[Extracted records]
•••
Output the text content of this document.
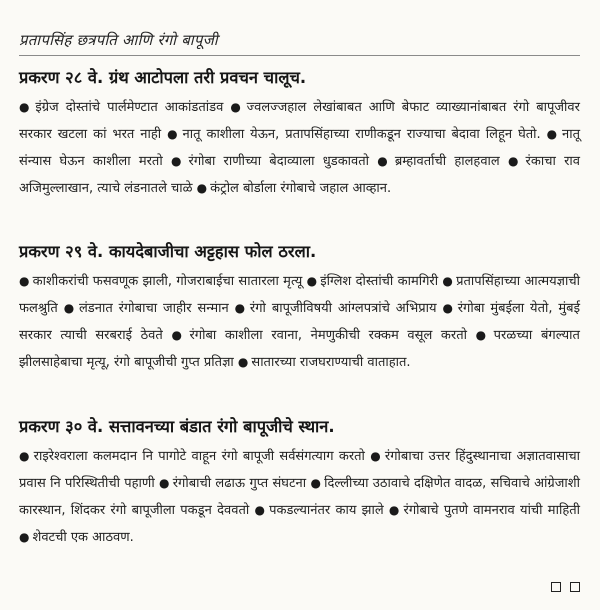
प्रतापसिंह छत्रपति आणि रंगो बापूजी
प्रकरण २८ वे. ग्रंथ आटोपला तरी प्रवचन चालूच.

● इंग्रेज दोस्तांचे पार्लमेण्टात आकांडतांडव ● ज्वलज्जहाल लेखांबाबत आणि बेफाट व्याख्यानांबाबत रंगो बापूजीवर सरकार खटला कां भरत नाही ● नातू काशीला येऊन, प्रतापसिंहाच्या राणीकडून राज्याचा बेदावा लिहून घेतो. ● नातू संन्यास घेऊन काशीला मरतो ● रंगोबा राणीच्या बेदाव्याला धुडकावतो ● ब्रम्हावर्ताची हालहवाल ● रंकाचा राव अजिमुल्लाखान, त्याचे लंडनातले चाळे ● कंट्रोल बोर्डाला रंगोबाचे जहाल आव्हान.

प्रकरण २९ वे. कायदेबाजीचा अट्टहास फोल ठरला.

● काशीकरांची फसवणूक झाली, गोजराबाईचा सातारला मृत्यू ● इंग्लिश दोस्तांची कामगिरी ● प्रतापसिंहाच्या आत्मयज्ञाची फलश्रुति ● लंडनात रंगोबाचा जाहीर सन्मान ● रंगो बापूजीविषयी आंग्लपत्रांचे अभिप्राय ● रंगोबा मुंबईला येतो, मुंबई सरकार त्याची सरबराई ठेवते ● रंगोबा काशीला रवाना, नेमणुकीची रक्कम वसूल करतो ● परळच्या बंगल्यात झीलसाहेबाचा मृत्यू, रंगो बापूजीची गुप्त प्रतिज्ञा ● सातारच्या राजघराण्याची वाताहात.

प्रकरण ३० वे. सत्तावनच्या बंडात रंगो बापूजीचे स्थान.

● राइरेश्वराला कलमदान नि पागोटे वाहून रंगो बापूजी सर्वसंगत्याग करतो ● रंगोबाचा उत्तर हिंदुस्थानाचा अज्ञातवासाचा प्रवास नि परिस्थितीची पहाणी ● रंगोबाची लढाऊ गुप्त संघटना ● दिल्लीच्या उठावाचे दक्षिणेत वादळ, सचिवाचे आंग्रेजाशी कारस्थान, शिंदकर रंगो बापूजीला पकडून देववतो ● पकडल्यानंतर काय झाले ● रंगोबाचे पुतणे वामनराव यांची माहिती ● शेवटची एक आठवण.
•••
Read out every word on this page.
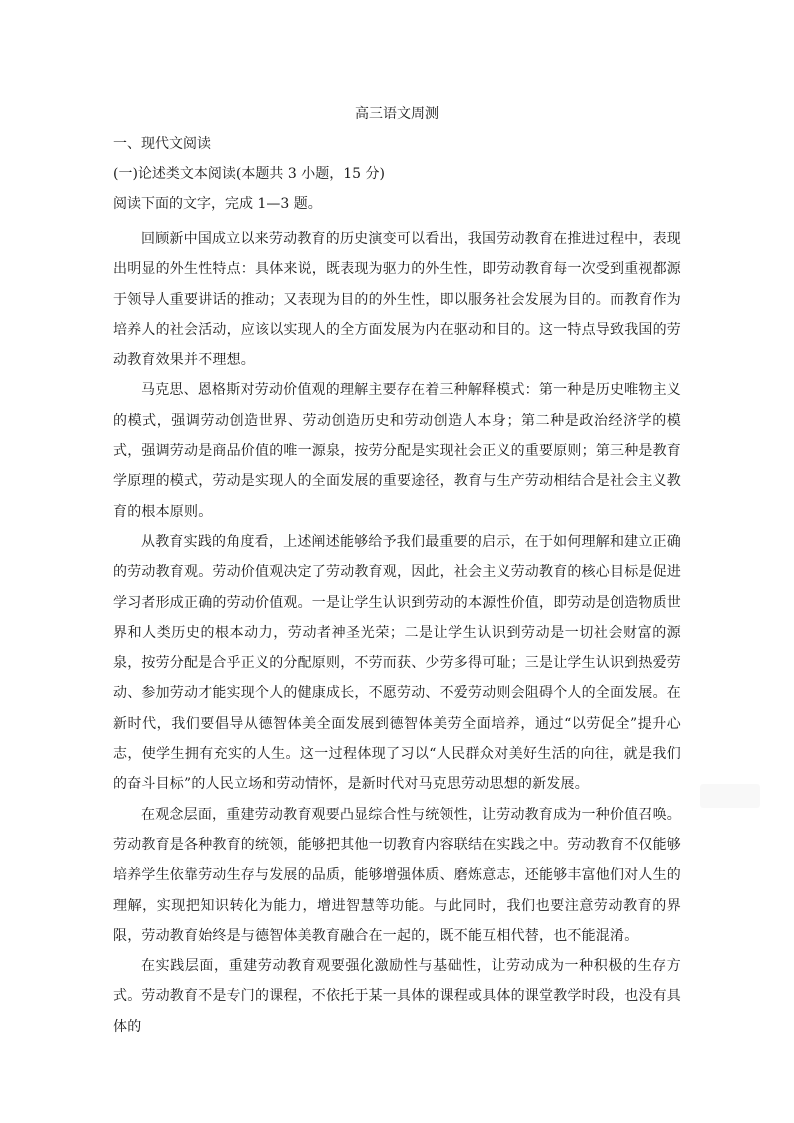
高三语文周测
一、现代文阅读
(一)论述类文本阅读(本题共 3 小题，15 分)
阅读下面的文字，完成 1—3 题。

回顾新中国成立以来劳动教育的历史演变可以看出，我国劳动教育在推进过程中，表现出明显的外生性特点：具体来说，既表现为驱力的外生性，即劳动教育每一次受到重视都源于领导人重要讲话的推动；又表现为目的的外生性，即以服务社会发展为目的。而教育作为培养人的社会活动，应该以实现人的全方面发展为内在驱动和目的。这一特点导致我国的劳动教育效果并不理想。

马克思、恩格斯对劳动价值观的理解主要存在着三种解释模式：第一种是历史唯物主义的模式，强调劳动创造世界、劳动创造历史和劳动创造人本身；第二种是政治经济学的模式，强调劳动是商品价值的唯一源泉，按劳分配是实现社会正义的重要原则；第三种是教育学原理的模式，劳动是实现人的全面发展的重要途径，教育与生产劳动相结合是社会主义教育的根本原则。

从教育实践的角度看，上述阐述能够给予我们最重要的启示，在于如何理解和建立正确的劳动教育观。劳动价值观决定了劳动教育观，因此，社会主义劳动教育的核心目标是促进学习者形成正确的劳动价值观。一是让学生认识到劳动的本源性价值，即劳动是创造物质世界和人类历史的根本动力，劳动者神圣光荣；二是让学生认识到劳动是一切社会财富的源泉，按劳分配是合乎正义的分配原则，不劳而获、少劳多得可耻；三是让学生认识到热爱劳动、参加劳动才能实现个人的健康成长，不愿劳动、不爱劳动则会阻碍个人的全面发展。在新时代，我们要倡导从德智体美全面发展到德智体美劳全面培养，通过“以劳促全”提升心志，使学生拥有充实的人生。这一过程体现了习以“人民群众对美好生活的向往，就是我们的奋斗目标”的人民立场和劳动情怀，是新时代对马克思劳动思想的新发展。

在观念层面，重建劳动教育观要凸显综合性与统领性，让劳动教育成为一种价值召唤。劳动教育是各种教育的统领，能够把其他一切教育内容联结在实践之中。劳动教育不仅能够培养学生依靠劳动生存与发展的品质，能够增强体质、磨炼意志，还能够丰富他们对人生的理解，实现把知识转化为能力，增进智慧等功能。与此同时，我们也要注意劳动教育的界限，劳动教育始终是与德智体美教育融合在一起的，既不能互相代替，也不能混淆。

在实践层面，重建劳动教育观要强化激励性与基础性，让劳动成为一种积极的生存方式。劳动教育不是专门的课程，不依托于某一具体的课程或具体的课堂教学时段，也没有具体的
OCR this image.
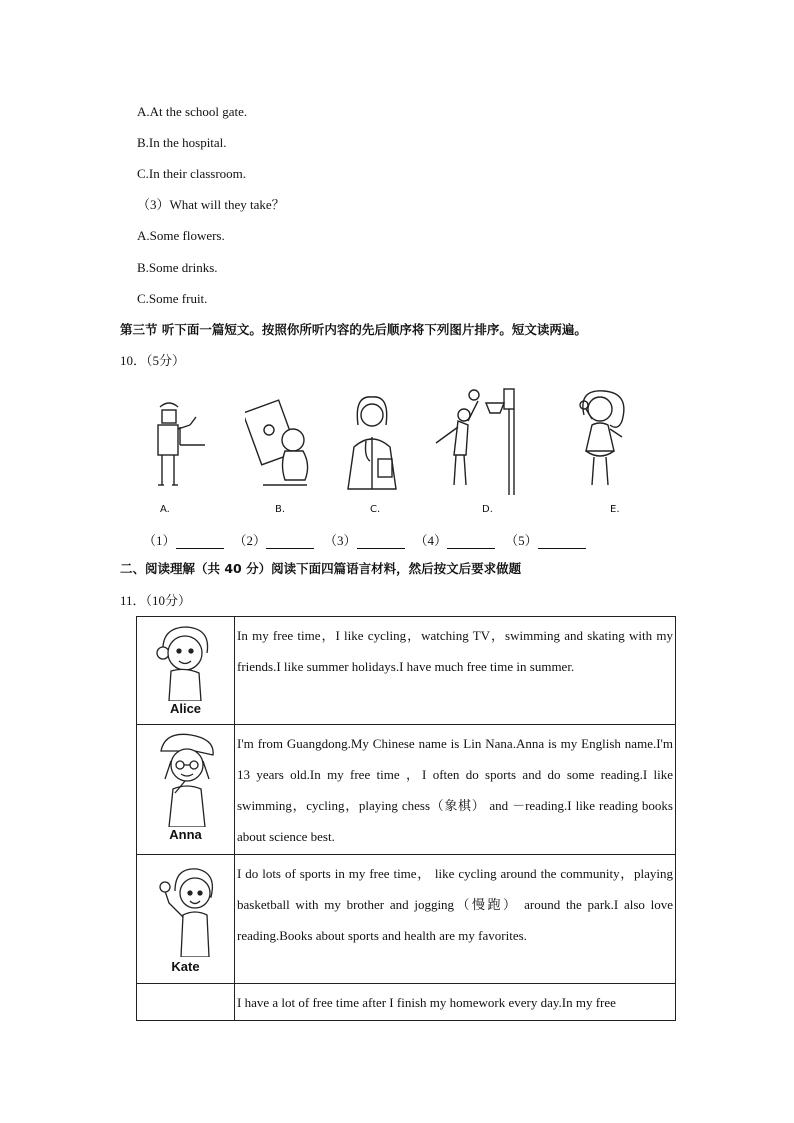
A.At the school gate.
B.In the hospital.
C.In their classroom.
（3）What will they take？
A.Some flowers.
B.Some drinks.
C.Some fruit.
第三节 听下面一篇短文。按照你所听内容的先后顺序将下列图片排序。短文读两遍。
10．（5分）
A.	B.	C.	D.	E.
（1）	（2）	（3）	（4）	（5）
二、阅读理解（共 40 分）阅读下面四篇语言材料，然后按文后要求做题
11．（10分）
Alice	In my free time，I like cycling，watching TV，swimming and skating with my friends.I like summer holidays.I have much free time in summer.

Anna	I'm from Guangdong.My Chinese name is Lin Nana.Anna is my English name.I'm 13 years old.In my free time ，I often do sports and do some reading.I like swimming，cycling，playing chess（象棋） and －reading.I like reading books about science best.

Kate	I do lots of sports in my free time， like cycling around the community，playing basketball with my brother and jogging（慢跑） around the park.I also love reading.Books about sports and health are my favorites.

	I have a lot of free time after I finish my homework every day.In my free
•••
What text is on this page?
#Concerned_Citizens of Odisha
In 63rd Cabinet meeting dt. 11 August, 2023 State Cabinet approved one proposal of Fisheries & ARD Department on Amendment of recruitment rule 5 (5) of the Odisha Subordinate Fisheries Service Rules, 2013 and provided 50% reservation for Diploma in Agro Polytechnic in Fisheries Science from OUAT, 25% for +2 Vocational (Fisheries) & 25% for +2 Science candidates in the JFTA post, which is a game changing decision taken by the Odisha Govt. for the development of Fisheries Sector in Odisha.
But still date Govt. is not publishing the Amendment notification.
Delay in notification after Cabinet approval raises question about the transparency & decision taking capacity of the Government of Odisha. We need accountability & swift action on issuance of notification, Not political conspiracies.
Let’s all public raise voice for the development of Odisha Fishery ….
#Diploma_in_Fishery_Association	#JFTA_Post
•••
Look for "playing" and pull out every line that has it.

Anna	I'm from Guangdong.My Chinese name is Lin Nana.Anna is my English name.I'm 13 years old.In my free time ，I often do sports and do some reading.I like swimming，cycling，playing chess（象棋） and －reading.I like reading books about science best.
Kate	I do lots of sports in my free time， like cycling around the community，playing basketball with my brother and jogging（慢跑） around the park.I also love reading.Books about sports and health are my favorites.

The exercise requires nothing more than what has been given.